■ **Text section**:
%%
# keeping Poecilotheria as a group



## pcharlton (Mar 23, 2012)

which porcilotheria would be best kept in a group ie more chance of working/


----------



## selina20 (May 28, 2008)

None. I tend to go along with if you pay for them and want to give them the best life then keep them separate


----------



## pcharlton (Mar 23, 2012)

cheers


----------



## Kamike (Aug 3, 2009)

All bar ornata and rufilata I think can be kept together.

Kept regalis & striata together for ages with no issues. Ask Martin Lees about his communes I think he has at least ten of each species except ornata, rufilata and metallica and had no issues.


----------



## Veyron (Mar 29, 2011)

Kamike said:


> All bar ornata and rufilata I think can be kept together.
> 
> Kept regalis & striata together for ages with no issues. Ask Martin Lees about his communes I think he has at least ten of each species except ornata, rufilata and metallica and had no issues.


You'd need some serious dosh to want to attempt keeping P. Metallica together :gasp:


Alot depends on the tank size and hides, as no T is, as far as I'm aware, 'communal'. They do not like eachother, but provided there is enough space and food, it _can_ work.


----------



## pcharlton (Mar 23, 2012)

Veyron said:


> You'd need some serious dosh to want to attempt keeping P. Metallica together :gasp:
> 
> 
> Alot depends on the tank size and hides, as no T is, as far as I'm aware, 'communal'. They do not like eachother, but provided there is enough space and food, it _can_ work.


i dont know how true this is but i it works better if the is just one place for them all to go like a branch if they have hides the bigger ones take over and thats were the troble starts


----------



## Poxicator (Nov 14, 2007)

selina20 said:


> None. I tend to go along with if you pay for them and want to give them the best life then keep them separate


I don't know why you say this Selina, even you've seen my communals, way back in 2008, at my house, with Colin Wilson. 3 mature male P. rufilata:











Veyron said:


> You'd need some serious dosh to want to attempt keeping P. Metallica together :gasp:
> Alot depends on the tank size and hides, as no T is, as far as I'm aware, 'communal'. They do not like eachother, but provided there is enough space and food, it _can_ work.


The people that attempt communal P. metallica, and tbh a lot of the other species are the breeders. There's a guy who often posts updates on his community of P. metallica on Facebook, I believe its one of the Poecilotheria groups as well as the BTS FB page and they're doing very well. 
Poecilotheria prefer to be forced into a community with 1 large hide. In my experience large enclosures and several hides smells of failure.



pcharlton said:


> i dont know how true this is but i it works better if the is just one place for them all to go like a branch if they have hides the bigger ones take over and thats were the troble starts


Size is no reflection on whether things work out or not as this pic clearly shows, from my P. regalis community:









Ive kept lots of different communities, including subfusca, regalis, striata, pederseni, miranda, formosa and rufilata. Ive even kept ornata but these dont seem to do so well, so 2 x 4 ornata failed, 1 x 4 ornata succeeded.
%%
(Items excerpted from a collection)
%%
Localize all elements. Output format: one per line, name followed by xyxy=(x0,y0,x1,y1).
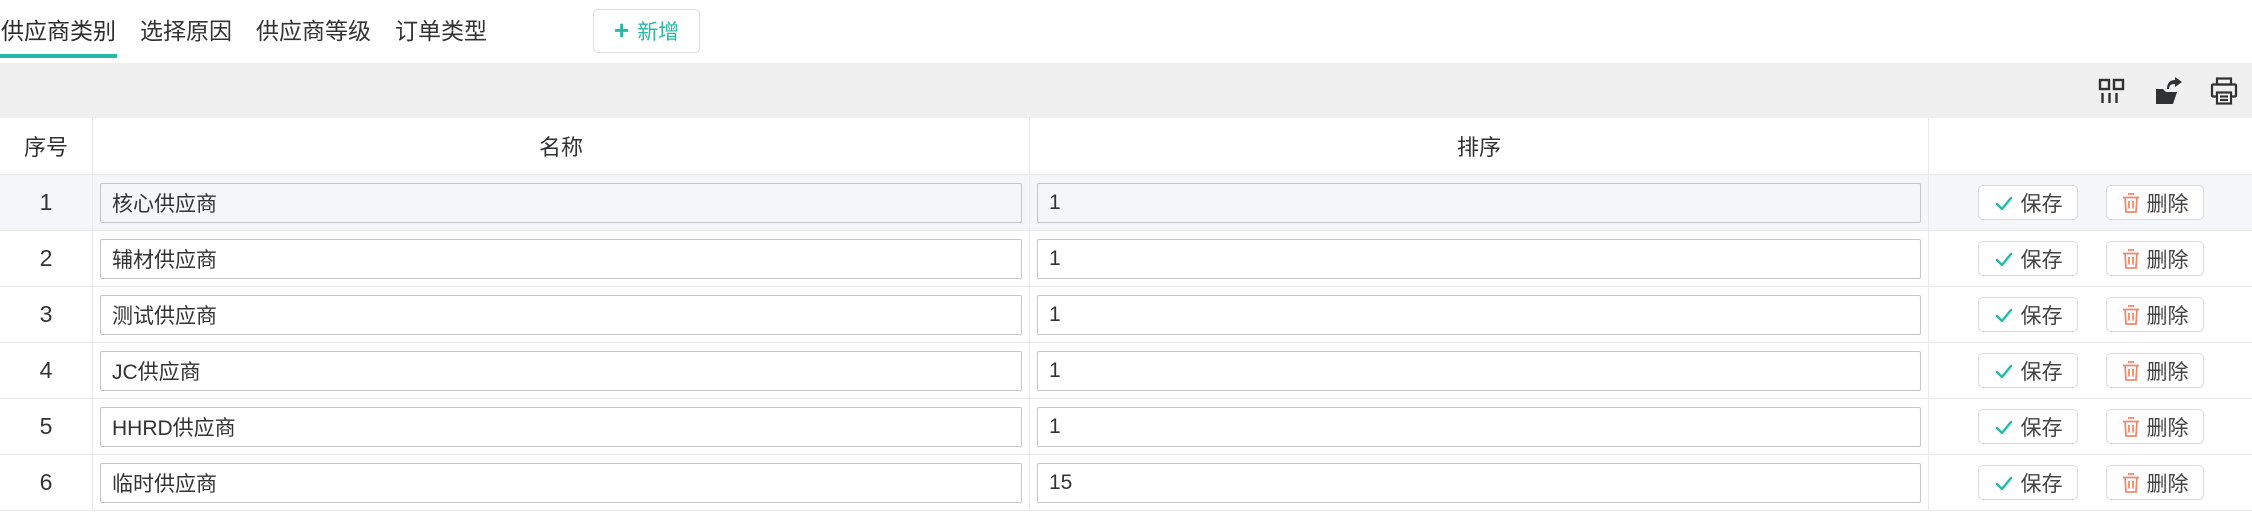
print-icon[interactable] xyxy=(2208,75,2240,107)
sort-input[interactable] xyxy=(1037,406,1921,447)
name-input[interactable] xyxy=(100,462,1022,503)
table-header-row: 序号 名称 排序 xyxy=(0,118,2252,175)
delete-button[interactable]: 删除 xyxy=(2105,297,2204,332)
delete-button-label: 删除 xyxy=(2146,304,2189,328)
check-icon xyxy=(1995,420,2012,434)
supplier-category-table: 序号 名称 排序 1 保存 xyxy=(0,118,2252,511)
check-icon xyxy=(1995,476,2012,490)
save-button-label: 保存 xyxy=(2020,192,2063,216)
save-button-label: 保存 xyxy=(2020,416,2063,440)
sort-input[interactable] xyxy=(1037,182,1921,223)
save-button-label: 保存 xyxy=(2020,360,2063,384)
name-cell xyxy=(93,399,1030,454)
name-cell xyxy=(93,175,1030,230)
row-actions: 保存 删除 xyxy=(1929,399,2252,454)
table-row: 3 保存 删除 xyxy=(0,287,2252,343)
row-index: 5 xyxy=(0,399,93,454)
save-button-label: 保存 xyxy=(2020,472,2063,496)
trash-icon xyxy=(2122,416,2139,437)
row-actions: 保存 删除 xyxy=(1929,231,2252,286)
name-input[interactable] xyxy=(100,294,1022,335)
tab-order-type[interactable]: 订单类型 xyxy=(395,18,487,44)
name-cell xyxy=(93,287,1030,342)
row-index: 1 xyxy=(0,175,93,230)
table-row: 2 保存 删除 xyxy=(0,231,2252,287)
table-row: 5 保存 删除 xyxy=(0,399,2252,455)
%%
■ **Requirements**:
1 - Answer these questions about the forum thread on keeping Poecilotheria as a group:
(a) Which two species does Kamike exclude from those that can be kept together?
(b) How many mature male P. rufilata does Poxicator mention?
(c) Which species does Poxicator say does not seem to do so well in a community?
2 - Output, word for word, the part of the forum thread on keeping Poecilotheria as a group that opens with the words containing "## Kamike (Aug" and closes with "(Mar 29, 2011)".
3 - Write the next part of the forum thread on keeping Poecilotheria as a group, carrying it on from its final sentence.

■ **Expected answers**:
1 -
(a) Ornata and rufilata.
(b) Three.
(c) Ornata.

2 -
## Kamike (Aug 3, 2009)

All bar ornata and rufilata I think can be kept together.

Kept regalis & striata together for ages with no issues. Ask Martin Lees about his communes I think he has at least ten of each species except ornata, rufilata and metallica and had no issues.


----------



## Veyron (Mar 29, 2011)

3 -
Ive written about my communities on lots of forums, so if you do a search you'll find lots of pictures.


----------



## pcharlton (Mar 23, 2012)

Poxicator said:


> I don't know why you say this Selina, even you've seen my communals, way back in 2008, at my house, with Colin Wilson. 3 mature male P. rufilata:
> image
> 
> 
> ...


 cheers will have a look i love them rehomeing vids it works ps of topic how much for the chile sause :lol2:


----------



## Poxicator (Nov 14, 2007)

tee-hee that chilli sauce has lots of takers. Its damned hot but damned delicious. Next project is chilli jam


----------



## pcharlton (Mar 23, 2012)

i tried:whistling2::whistling2: bet that will be nice


----------



## dragon's den (Oct 6, 2010)

I kept 180 striata together from N1, i kept on selling them until i was left with a small bunch, i transferred them and counted 25. I transferred them again when sub-adult and still had 25.
Transferring:


















I kept subfusca lowland communally for a while when i first bred them a few years ago but separated them to keep tabs on genders. I am currently keeping 5 metallica communally from my breeding a few months ago
metallica:








I'm sure i will try more soon.


----------



## selina20 (May 28, 2008)

Poxicator said:


> I don't know why you say this Selina, even you've seen my communals, way back in 2008, at my house, with Colin Wilson. 3 mature male P. rufilata:
> image
> 
> 
> ...


Yes i did see your communes (thanks for the photo Pete :bash. However i just cannot do it. I hate the risk associated in it and its just easier for me to keep them separate. The OP asked for opinions and i gave him mine!


----------



## Tarantulaguy01 (Mar 31, 2012)

Poxicator said:


> tee-hee that chilli sauce has lots of takers. Its damned hot but damned delicious. Next project is chilli jam


Now that sounds so yummy even if it does blow your bum off :lol2:


----------



## martin lees (Jan 4, 2011)

As you probably know I've got communes of most of the pokie species.
I've got 9 P.Rufilata( no problems in 12 months since 2 nd instar)
9 P.Subfusca HL ( no probs in 12 months)
7 P.Smithi ( lost one in 9 months)
10 p.fasciata ( lost none)
5 P.Striata (lost none)
8 P.Striata ( lost none)
8 p.subfusca LL (lost 3 at 2nd instar)
5 p.regalis ( separated as all matured)
8 P.Pederseni( lost 2 at 2 nd instar)
5 P.Metallica ( lost 3 at 2nd instar and separated other 2)
7 p.miranda ( these are my favourite commune.and are now sub adult)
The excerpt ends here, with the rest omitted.